Task to carry out:
Reproduce the entire listing word for word.

## BEGIN Extracted entries

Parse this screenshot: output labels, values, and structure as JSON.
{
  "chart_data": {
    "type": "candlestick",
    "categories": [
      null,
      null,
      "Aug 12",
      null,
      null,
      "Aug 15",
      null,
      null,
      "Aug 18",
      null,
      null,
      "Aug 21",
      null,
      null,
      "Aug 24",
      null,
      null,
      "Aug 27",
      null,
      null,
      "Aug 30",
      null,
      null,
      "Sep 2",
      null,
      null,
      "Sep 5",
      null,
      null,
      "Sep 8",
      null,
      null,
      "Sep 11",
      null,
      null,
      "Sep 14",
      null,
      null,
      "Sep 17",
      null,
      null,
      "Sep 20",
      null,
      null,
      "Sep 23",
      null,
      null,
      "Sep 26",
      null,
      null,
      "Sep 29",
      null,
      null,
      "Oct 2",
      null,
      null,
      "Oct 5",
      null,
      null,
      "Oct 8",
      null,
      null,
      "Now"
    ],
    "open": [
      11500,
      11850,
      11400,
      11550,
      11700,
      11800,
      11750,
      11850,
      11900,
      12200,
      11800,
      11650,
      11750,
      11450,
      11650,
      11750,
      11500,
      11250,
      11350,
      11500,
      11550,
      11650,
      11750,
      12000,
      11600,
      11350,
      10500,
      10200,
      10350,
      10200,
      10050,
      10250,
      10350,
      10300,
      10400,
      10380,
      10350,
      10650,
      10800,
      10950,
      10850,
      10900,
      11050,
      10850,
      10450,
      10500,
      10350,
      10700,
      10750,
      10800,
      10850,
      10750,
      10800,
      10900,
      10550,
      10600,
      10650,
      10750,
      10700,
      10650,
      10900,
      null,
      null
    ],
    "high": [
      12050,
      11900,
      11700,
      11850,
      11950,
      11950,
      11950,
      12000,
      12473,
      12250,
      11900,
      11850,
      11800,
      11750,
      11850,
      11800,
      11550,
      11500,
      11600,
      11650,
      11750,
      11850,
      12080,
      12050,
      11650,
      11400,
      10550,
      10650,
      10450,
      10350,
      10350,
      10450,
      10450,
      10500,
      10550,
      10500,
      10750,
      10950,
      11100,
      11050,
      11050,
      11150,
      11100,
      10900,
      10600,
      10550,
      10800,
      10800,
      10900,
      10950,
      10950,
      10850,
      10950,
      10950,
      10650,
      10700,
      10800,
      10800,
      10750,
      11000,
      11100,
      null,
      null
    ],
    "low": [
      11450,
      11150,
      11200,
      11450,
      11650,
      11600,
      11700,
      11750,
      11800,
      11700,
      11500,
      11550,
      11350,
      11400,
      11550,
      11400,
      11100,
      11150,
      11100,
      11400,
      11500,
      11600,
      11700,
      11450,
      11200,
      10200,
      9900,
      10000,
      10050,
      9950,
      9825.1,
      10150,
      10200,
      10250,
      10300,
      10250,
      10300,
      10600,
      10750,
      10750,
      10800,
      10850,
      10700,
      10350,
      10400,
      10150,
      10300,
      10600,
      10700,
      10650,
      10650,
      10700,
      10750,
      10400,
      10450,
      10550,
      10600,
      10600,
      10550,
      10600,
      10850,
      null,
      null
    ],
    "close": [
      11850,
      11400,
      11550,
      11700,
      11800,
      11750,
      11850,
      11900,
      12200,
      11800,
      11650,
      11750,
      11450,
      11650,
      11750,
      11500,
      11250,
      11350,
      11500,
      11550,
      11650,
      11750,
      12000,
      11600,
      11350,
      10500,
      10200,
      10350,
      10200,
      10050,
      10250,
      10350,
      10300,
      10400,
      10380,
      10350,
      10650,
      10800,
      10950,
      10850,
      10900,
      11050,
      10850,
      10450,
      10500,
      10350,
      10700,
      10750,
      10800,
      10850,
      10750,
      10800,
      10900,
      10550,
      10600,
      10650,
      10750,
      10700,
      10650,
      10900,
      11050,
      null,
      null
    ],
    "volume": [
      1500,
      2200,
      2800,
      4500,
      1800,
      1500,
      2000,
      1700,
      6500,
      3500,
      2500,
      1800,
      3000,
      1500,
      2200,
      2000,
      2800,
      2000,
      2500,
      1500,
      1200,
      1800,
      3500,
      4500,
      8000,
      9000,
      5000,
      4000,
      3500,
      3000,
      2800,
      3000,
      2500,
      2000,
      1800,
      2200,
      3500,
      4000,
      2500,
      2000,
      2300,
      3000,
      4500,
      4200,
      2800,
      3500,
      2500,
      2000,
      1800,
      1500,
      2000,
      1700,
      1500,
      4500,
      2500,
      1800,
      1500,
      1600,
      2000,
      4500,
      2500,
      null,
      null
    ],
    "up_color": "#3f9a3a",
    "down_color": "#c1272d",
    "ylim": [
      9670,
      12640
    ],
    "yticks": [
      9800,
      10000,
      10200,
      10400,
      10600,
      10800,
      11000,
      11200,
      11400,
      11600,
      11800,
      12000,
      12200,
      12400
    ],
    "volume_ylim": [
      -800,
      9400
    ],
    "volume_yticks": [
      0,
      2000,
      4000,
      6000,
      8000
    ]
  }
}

## END Extracted entries

Reply:
Parse this screenshot: output labels, values, and structure as JSON.
{
  "chart_data": {
    "type": "candlestick",
    "categories": [
      null,
      null,
      "Aug 12",
      null,
      null,
      "Aug 15",
      null,
      null,
      "Aug 18",
      null,
      null,
      "Aug 21",
      null,
      null,
      "Aug 24",
      null,
      null,
      "Aug 27",
      null,
      null,
      "Aug 30",
      null,
      null,
      "Sep 2",
      null,
      null,
      "Sep 5",
      null,
      null,
      "Sep 8",
      null,
      null,
      "Sep 11",
      null,
      null,
      "Sep 14",
      null,
      null,
      "Sep 17",
      null,
      null,
      "Sep 20",
      null,
      null,
      "Sep 23",
      null,
      null,
      "Sep 26",
      null,
      null,
      "Sep 29",
      null,
      null,
      "Oct 2",
      null,
      null,
      "Oct 5",
      null,
      null,
      "Oct 8",
      null,
      null,
      "Now"
    ],
    "open": [
      11500,
      11850,
      11400,
      11550,
      11700,
      11800,
      11750,
      11850,
      11900,
      12200,
      11800,
      11650,
      11750,
      11450,
      11650,
      11750,
      11500,
      11250,
      11350,
      11500,
      11550,
      11650,
      11750,
      12000,
      11600,
      11350,
      10500,
      10200,
      10350,
      10200,
      10050,
      10250,
      10350,
      10300,
      10400,
      10380,
      10350,
      10650,
      10800,
      10950,
      10850,
      10900,
      11050,
      10850,
      10450,
      10500,
      10350,
      10700,
      10750,
      10800,
      10850,
      10750,
      10800,
      10900,
      10550,
      10600,
      10650,
      10750,
      10700,
      10650,
      10900,
      null,
      null
    ],
    "high": [
      12050,
      11900,
      11700,
      11850,
      11950,
      11950,
      11950,
      12000,
      12473,
      12250,
      11900,
      11850,
      11800,
      11750,
      11850,
      11800,
      11550,
      11500,
      11600,
      11650,
      11750,
      11850,
      12080,
      12050,
      11650,
      11400,
      10550,
      10650,
      10450,
      10350,
      10350,
      10450,
      10450,
      10500,
      10550,
      10500,
      10750,
      10950,
      11100,
      11050,
      11050,
      11150,
      11100,
      10900,
      10600,
      10550,
      10800,
      10800,
      10900,
      10950,
      10950,
      10850,
      10950,
      10950,
      10650,
      10700,
      10800,
      10800,
      10750,
      11000,
      11100,
      null,
      null
    ],
    "low": [
      11450,
      11150,
      11200,
      11450,
      11650,
      11600,
      11700,
      11750,
      11800,
      11700,
      11500,
      11550,
      11350,
      11400,
      11550,
      11400,
      11100,
      11150,
      11100,
      11400,
      11500,
      11600,
      11700,
      11450,
      11200,
      10200,
      9900,
      10000,
      10050,
      9950,
      9825.1,
      10150,
      10200,
      10250,
      10300,
      10250,
      10300,
      10600,
      10750,
      10750,
      10800,
      10850,
      10700,
      10350,
      10400,
      10150,
      10300,
      10600,
      10700,
      10650,
      10650,
      10700,
      10750,
      10400,
      10450,
      10550,
      10600,
      10600,
      10550,
      10600,
      10850,
      null,
      null
    ],
    "close": [
      11850,
      11400,
      11550,
      11700,
      11800,
      11750,
      11850,
      11900,
      12200,
      11800,
      11650,
      11750,
      11450,
      11650,
      11750,
      11500,
      11250,
      11350,
      11500,
      11550,
      11650,
      11750,
      12000,
      11600,
      11350,
      10500,
      10200,
      10350,
      10200,
      10050,
      10250,
      10350,
      10300,
      10400,
      10380,
      10350,
      10650,
      10800,
      10950,
      10850,
      10900,
      11050,
      10850,
      10450,
      10500,
      10350,
      10700,
      10750,
      10800,
      10850,
      10750,
      10800,
      10900,
      10550,
      10600,
      10650,
      10750,
      10700,
      10650,
      10900,
      11050,
      null,
      null
    ],
    "volume": [
      1500,
      2200,
      2800,
      4500,
      1800,
      1500,
      2000,
      1700,
      6500,
      3500,
      2500,
      1800,
      3000,
      1500,
      2200,
      2000,
      2800,
      2000,
      2500,
      1500,
      1200,
      1800,
      3500,
      4500,
      8000,
      9000,
      5000,
      4000,
      3500,
      3000,
      2800,
      3000,
      2500,
      2000,
      1800,
      2200,
      3500,
      4000,
      2500,
      2000,
      2300,
      3000,
      4500,
      4200,
      2800,
      3500,
      2500,
      2000,
      1800,
      1500,
      2000,
      1700,
      1500,
      4500,
      2500,
      1800,
      1500,
      1600,
      2000,
      4500,
      2500,
      null,
      null
    ],
    "up_color": "#3f9a3a",
    "down_color": "#c1272d",
    "ylim": [
      9670,
      12640
    ],
    "yticks": [
      9800,
      10000,
      10200,
      10400,
      10600,
      10800,
      11000,
      11200,
      11400,
      11600,
      11800,
      12000,
      12200,
      12400
    ],
    "volume_ylim": [
      -800,
      9400
    ],
    "volume_yticks": [
      0,
      2000,
      4000,
      6000,
      8000
    ]
  }
}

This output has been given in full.